LISTING |
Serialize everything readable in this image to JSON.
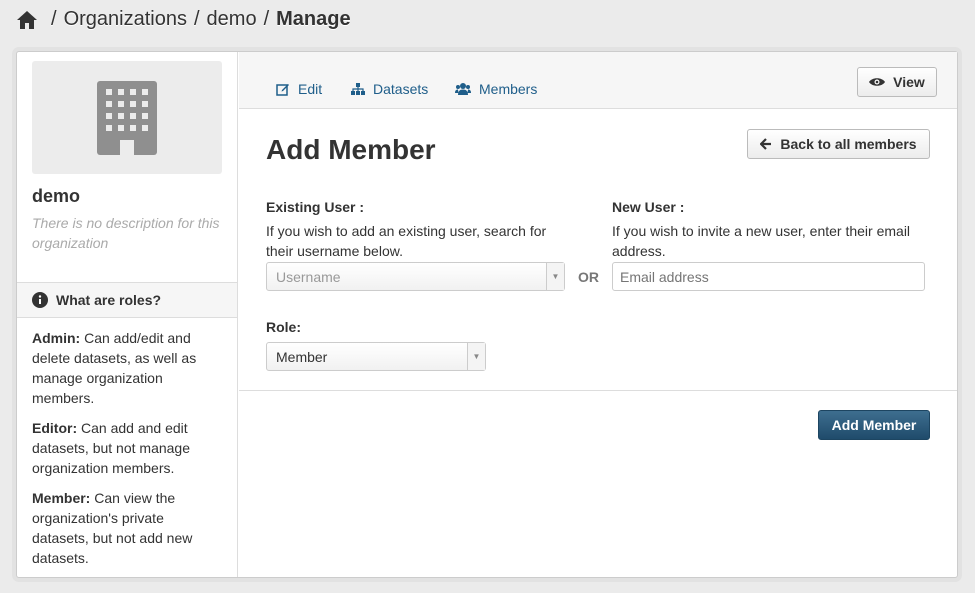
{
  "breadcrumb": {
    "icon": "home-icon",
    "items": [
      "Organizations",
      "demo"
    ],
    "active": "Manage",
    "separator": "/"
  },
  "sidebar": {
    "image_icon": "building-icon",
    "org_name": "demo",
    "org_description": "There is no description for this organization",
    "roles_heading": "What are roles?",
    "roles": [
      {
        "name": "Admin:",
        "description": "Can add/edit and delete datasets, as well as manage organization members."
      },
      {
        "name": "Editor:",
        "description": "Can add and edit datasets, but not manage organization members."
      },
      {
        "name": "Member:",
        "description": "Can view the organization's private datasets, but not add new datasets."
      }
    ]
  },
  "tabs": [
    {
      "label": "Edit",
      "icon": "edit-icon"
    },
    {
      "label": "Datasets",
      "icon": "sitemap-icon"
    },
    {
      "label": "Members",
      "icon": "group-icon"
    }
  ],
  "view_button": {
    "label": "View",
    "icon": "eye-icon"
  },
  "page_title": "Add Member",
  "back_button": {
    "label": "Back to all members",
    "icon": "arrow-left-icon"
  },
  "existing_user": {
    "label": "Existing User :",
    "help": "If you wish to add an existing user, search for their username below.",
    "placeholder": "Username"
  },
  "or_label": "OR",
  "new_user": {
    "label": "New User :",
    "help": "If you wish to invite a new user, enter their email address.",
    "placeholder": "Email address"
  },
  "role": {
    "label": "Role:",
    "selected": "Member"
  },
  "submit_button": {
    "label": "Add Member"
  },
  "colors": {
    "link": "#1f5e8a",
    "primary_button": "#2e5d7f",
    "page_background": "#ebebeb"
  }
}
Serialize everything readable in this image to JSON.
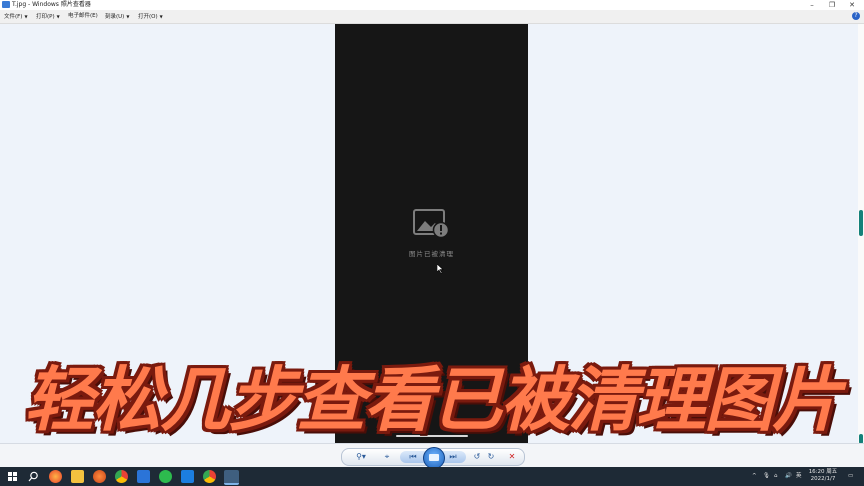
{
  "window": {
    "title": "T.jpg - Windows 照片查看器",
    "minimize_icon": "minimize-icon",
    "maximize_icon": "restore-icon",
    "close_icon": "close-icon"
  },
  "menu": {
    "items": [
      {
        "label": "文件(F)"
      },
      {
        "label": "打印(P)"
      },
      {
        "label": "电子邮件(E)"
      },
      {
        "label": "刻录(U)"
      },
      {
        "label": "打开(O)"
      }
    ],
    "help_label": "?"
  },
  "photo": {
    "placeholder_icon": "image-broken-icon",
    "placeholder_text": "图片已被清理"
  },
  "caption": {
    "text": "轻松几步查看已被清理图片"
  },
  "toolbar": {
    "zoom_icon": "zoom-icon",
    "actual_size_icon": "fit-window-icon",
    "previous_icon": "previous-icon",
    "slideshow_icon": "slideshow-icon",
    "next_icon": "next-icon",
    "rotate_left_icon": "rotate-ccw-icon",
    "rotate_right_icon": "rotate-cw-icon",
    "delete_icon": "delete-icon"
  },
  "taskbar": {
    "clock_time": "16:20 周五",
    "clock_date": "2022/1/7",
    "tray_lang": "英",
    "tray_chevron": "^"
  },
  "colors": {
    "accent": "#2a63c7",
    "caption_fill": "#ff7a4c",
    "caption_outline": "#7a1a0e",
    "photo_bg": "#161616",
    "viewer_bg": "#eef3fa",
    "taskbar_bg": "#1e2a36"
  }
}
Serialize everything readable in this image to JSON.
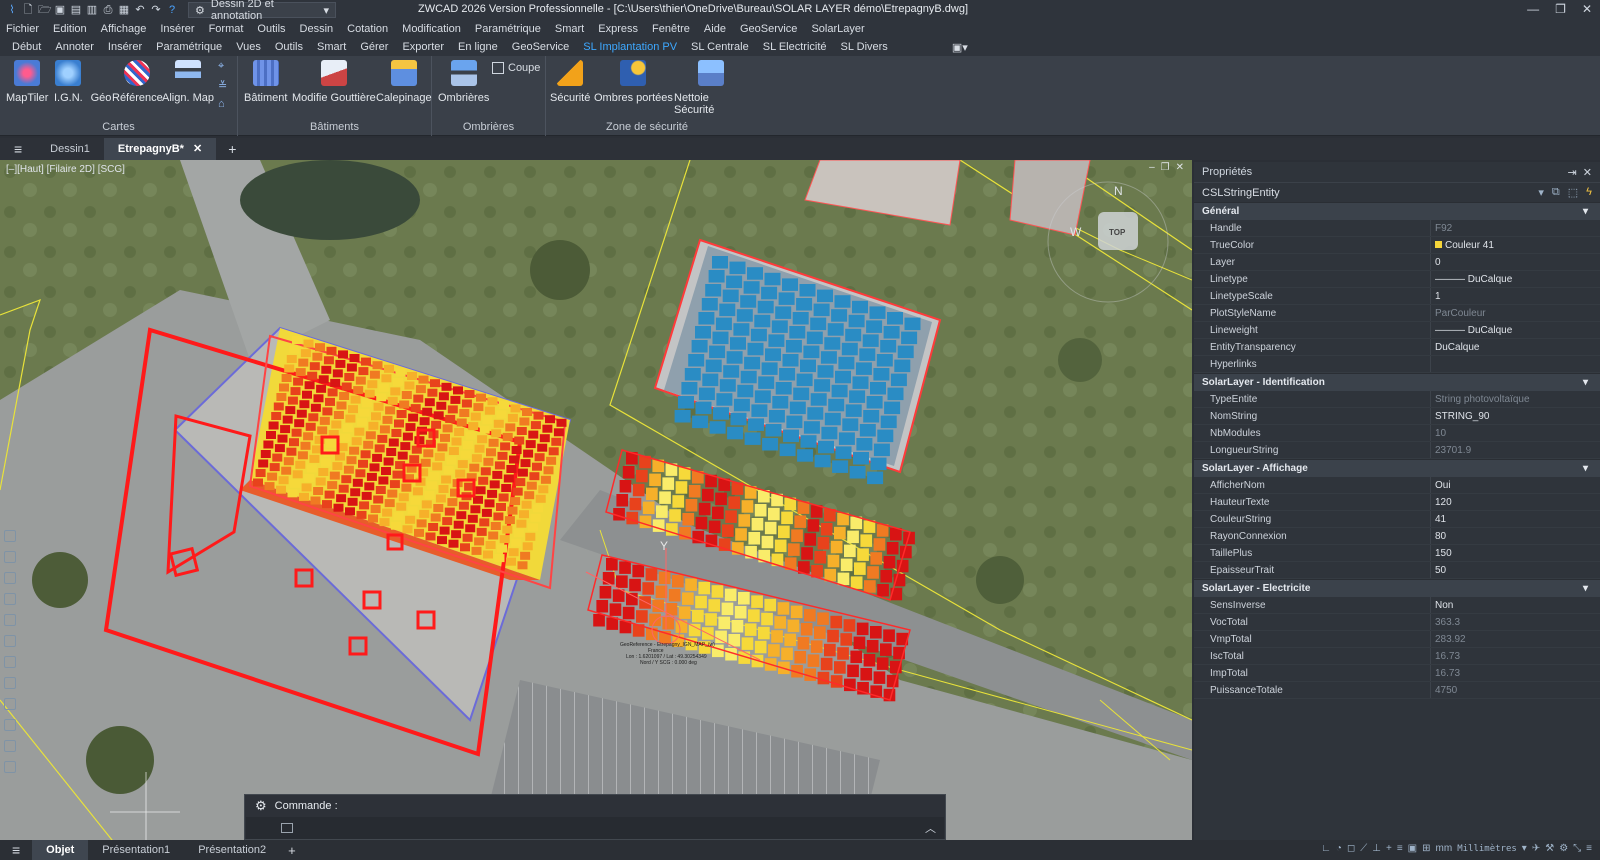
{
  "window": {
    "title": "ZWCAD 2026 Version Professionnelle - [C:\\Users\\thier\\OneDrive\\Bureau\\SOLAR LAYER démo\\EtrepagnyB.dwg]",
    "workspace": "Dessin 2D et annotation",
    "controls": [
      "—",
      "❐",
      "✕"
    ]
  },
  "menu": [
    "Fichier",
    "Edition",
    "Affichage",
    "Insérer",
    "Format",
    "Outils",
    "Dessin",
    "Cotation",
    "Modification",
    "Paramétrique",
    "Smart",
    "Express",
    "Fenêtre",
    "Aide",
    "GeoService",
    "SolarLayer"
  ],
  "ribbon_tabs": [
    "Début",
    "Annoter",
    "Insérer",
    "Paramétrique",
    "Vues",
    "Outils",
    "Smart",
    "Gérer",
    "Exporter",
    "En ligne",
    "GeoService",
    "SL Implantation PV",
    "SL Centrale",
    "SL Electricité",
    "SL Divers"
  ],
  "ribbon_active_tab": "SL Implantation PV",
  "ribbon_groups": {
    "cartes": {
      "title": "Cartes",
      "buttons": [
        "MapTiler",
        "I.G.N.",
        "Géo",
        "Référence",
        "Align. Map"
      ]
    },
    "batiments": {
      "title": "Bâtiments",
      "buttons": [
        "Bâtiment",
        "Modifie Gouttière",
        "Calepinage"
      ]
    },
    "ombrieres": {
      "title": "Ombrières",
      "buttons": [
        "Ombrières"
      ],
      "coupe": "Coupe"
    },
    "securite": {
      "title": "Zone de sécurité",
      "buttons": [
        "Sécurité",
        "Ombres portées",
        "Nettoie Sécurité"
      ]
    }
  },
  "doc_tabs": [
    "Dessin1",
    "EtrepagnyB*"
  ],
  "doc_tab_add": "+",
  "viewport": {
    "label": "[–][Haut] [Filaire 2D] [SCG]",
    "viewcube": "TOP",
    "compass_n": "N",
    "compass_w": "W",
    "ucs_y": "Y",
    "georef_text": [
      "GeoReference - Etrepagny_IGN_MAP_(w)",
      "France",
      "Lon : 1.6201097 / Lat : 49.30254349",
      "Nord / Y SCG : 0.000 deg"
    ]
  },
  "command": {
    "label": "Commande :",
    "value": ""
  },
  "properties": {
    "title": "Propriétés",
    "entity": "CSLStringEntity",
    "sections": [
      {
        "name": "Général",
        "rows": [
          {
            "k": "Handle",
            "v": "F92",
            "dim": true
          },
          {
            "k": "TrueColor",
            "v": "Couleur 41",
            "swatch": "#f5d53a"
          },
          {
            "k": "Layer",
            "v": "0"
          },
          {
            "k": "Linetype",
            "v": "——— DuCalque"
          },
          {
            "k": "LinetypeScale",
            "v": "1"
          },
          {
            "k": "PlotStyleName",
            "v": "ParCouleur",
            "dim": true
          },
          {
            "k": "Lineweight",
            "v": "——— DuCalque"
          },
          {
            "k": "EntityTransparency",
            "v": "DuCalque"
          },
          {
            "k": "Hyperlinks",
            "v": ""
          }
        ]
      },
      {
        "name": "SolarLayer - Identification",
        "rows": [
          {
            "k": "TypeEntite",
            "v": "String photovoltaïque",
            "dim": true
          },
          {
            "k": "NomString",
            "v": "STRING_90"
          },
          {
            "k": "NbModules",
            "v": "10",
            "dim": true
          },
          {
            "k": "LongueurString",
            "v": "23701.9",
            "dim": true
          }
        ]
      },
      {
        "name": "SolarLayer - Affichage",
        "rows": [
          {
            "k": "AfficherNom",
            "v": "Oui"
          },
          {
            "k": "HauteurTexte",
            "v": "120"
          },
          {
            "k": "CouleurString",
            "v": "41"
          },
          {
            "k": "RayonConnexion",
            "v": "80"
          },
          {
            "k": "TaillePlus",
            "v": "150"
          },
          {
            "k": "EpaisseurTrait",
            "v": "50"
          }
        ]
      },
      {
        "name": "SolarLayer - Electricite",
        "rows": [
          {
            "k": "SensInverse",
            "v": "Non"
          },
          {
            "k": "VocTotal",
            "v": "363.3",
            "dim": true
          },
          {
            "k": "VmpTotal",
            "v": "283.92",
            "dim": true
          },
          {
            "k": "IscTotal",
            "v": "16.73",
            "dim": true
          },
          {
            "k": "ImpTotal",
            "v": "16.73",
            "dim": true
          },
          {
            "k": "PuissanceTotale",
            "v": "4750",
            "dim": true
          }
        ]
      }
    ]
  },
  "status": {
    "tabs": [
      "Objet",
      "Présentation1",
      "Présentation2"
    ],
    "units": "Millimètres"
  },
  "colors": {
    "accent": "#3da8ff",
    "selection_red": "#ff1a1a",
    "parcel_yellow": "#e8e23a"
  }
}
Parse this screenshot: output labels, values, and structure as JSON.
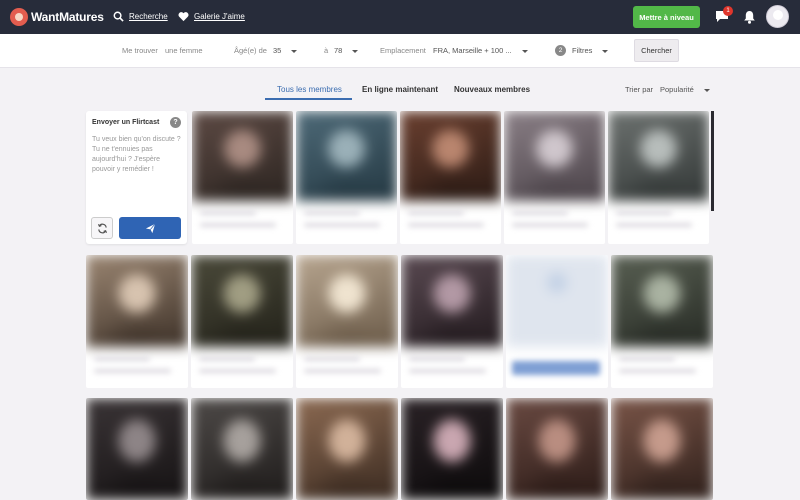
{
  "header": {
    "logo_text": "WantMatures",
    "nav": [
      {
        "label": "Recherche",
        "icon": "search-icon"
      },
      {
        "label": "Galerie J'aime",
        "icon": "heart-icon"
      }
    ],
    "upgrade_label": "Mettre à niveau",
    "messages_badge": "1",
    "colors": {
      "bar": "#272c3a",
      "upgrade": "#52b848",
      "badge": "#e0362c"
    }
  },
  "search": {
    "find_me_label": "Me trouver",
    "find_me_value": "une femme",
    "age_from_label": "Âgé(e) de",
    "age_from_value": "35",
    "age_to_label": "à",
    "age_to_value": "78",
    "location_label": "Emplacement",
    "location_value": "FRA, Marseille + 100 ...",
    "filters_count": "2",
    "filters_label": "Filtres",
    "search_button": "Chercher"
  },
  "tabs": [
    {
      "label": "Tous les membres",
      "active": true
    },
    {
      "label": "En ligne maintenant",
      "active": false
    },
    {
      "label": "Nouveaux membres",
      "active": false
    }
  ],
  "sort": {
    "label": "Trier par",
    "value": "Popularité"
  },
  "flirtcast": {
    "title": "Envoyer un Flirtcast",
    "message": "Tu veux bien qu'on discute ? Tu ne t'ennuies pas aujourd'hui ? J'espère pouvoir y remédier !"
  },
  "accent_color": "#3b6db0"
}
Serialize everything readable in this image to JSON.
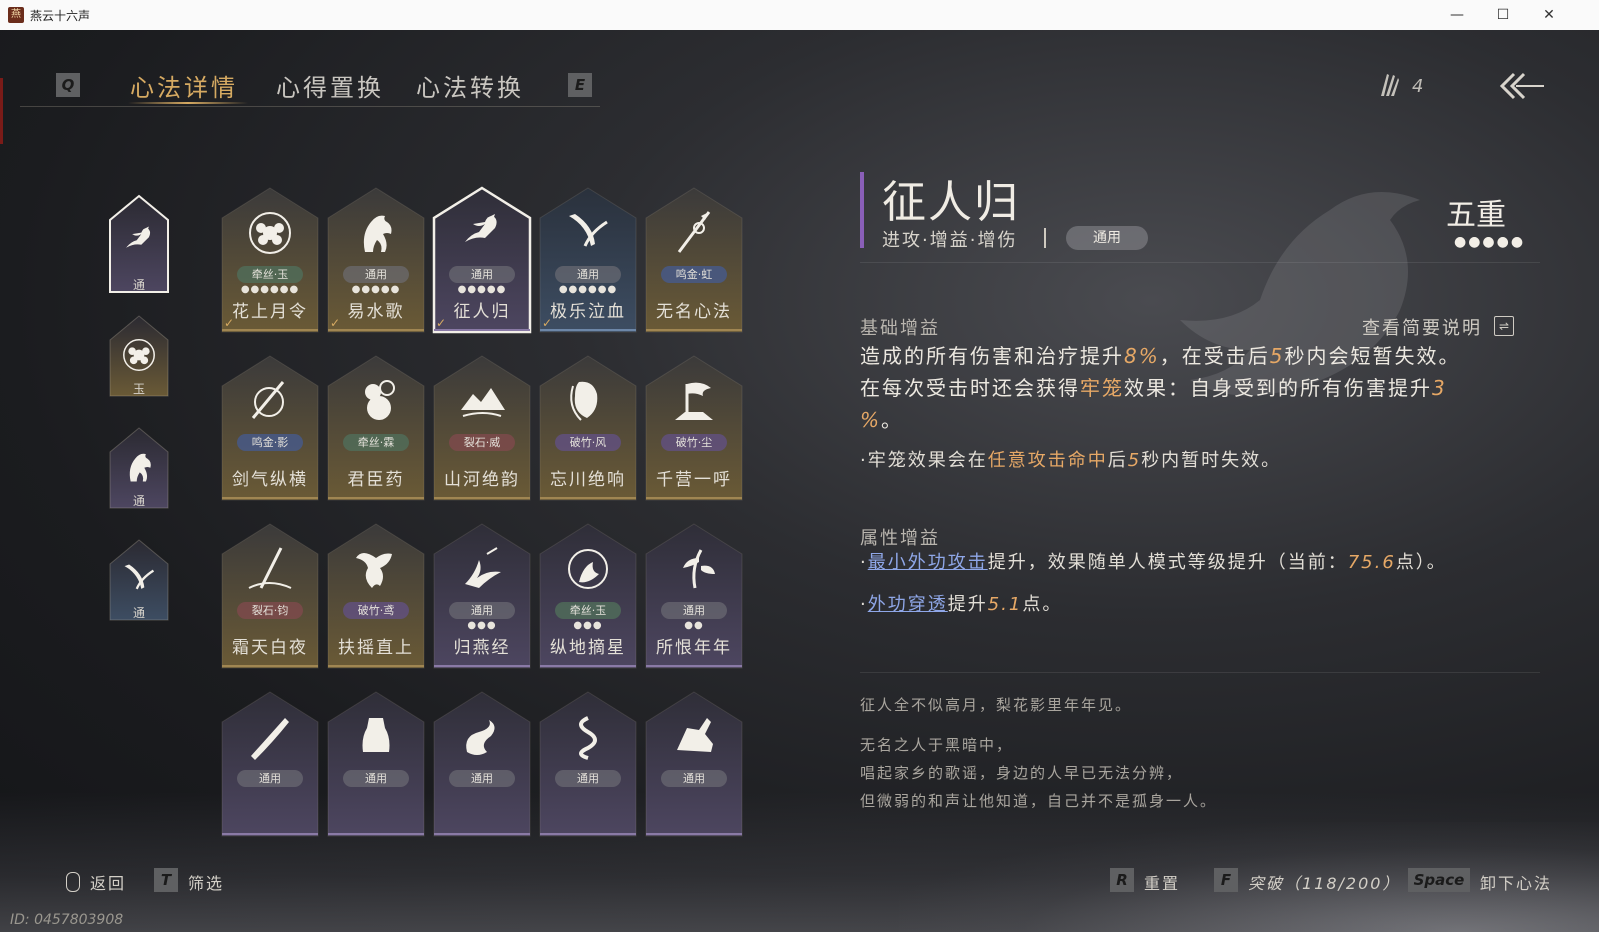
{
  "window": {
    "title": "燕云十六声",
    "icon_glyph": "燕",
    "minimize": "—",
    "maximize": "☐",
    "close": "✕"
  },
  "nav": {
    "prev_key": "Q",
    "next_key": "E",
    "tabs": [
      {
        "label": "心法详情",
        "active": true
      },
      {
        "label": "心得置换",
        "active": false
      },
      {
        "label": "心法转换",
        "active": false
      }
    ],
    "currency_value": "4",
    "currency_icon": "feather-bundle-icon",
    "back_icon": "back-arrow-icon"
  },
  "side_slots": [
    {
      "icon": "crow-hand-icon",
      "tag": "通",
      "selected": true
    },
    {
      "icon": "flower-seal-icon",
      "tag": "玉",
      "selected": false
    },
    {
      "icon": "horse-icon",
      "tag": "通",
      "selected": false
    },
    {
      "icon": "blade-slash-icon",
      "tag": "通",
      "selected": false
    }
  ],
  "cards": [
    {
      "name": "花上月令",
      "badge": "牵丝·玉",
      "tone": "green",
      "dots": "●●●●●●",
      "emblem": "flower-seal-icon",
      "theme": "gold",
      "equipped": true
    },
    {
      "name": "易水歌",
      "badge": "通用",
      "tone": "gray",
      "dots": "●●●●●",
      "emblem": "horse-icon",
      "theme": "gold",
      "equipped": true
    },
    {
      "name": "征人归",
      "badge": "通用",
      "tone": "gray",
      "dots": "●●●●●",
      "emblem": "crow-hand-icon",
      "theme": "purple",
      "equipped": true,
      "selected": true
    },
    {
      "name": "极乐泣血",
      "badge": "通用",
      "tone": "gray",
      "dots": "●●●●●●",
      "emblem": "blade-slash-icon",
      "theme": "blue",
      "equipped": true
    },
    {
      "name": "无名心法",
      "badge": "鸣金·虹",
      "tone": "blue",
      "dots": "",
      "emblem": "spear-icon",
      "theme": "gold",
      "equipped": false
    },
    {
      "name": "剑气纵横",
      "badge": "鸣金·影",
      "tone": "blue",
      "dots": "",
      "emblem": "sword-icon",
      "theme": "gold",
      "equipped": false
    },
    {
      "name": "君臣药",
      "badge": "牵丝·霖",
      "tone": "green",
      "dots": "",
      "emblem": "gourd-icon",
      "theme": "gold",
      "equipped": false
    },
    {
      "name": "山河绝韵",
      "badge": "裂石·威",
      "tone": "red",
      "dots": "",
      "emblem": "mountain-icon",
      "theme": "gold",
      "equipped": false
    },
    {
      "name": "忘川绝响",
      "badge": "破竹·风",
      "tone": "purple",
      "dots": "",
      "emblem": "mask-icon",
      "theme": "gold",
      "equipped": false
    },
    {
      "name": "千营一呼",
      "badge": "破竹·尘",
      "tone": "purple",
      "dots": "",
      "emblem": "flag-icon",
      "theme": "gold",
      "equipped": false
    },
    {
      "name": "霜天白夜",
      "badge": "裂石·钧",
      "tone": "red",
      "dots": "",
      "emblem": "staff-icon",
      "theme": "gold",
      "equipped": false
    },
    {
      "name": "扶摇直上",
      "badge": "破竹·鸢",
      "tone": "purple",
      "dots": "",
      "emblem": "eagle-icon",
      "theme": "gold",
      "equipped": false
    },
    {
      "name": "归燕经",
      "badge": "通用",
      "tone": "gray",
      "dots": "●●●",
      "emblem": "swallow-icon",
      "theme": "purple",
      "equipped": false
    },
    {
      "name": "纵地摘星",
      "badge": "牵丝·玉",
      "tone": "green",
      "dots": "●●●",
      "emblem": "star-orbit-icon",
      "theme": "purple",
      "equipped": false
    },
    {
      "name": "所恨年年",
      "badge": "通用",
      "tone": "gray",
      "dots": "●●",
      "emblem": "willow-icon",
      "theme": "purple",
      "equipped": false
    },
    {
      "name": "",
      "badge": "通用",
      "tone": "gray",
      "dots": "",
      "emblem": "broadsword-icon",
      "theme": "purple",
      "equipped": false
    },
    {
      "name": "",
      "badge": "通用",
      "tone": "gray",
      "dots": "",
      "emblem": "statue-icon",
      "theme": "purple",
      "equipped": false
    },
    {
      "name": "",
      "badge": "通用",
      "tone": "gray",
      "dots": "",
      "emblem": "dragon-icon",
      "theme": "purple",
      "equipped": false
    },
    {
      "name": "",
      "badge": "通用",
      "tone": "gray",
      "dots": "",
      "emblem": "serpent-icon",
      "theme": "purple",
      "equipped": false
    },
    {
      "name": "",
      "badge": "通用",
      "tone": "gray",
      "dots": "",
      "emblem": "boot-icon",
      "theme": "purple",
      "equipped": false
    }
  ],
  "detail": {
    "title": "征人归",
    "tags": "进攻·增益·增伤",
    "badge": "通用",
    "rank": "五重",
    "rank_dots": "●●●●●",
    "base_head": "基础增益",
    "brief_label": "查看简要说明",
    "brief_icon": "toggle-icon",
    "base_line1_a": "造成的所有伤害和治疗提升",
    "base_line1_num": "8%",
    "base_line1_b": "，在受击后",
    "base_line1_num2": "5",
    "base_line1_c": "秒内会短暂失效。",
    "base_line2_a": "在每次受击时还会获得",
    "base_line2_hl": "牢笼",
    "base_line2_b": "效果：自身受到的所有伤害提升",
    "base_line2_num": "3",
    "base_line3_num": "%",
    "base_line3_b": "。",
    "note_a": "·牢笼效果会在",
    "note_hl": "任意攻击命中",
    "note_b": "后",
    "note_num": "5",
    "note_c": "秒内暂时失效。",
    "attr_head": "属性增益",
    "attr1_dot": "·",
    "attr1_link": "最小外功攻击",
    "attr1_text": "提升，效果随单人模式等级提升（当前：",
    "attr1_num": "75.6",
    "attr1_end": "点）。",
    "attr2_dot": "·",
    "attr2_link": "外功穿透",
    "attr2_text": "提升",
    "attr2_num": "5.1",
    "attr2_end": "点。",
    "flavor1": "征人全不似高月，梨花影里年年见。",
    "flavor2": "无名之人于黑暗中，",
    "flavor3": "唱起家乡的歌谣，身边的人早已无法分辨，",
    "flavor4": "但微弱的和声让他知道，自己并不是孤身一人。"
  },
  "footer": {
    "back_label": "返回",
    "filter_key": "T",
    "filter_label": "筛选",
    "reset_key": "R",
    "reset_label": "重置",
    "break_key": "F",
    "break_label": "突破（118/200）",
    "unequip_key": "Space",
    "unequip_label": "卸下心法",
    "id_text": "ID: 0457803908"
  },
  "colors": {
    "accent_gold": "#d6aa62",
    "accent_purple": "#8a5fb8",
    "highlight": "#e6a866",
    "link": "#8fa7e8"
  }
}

WHAT THE EXERCISE ASKS |
Find the string "blade" in the listing and return every line that holds it.

FULL SOLUTION |
      "icon": "blade-slash-icon",
      "emblem": "blade-slash-icon",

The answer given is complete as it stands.